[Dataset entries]
>> BEGIN

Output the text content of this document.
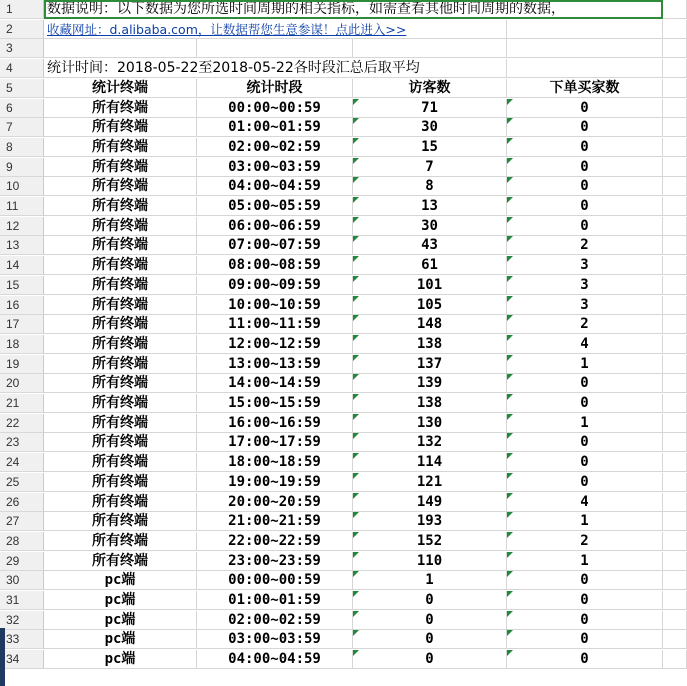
1	数据说明：以下数据为您所选时间周期的相关指标，如需查看其他时间周期的数据，
2	收藏网址：d.alibaba.com，让数据帮您生意参谋！点此进入>>
3
4	统计时间：2018-05-22至2018-05-22各时段汇总后取平均
5	统计终端	统计时段	访客数	下单买家数
6	所有终端	00:00~00:59	71	0
7	所有终端	01:00~01:59	30	0
8	所有终端	02:00~02:59	15	0
9	所有终端	03:00~03:59	7	0
10	所有终端	04:00~04:59	8	0
11	所有终端	05:00~05:59	13	0
12	所有终端	06:00~06:59	30	0
13	所有终端	07:00~07:59	43	2
14	所有终端	08:00~08:59	61	3
15	所有终端	09:00~09:59	101	3
16	所有终端	10:00~10:59	105	3
17	所有终端	11:00~11:59	148	2
18	所有终端	12:00~12:59	138	4
19	所有终端	13:00~13:59	137	1
20	所有终端	14:00~14:59	139	0
21	所有终端	15:00~15:59	138	0
22	所有终端	16:00~16:59	130	1
23	所有终端	17:00~17:59	132	0
24	所有终端	18:00~18:59	114	0
25	所有终端	19:00~19:59	121	0
26	所有终端	20:00~20:59	149	4
27	所有终端	21:00~21:59	193	1
28	所有终端	22:00~22:59	152	2
29	所有终端	23:00~23:59	110	1
30	pc端	00:00~00:59	1	0
31	pc端	01:00~01:59	0	0
32	pc端	02:00~02:59	0	0
33	pc端	03:00~03:59	0	0
34	pc端	04:00~04:59	0	0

>> END

Make an exact copy of all entries above, dropping the images.

Output the text content of this document.
1	数据说明：以下数据为您所选时间周期的相关指标，如需查看其他时间周期的数据，
2	收藏网址：d.alibaba.com，让数据帮您生意参谋！点此进入>>
3
4	统计时间：2018-05-22至2018-05-22各时段汇总后取平均
5	统计终端	统计时段	访客数	下单买家数
6	所有终端	00:00~00:59	71	0
7	所有终端	01:00~01:59	30	0
8	所有终端	02:00~02:59	15	0
9	所有终端	03:00~03:59	7	0
10	所有终端	04:00~04:59	8	0
11	所有终端	05:00~05:59	13	0
12	所有终端	06:00~06:59	30	0
13	所有终端	07:00~07:59	43	2
14	所有终端	08:00~08:59	61	3
15	所有终端	09:00~09:59	101	3
16	所有终端	10:00~10:59	105	3
17	所有终端	11:00~11:59	148	2
18	所有终端	12:00~12:59	138	4
19	所有终端	13:00~13:59	137	1
20	所有终端	14:00~14:59	139	0
21	所有终端	15:00~15:59	138	0
22	所有终端	16:00~16:59	130	1
23	所有终端	17:00~17:59	132	0
24	所有终端	18:00~18:59	114	0
25	所有终端	19:00~19:59	121	0
26	所有终端	20:00~20:59	149	4
27	所有终端	21:00~21:59	193	1
28	所有终端	22:00~22:59	152	2
29	所有终端	23:00~23:59	110	1
30	pc端	00:00~00:59	1	0
31	pc端	01:00~01:59	0	0
32	pc端	02:00~02:59	0	0
33	pc端	03:00~03:59	0	0
34	pc端	04:00~04:59	0	0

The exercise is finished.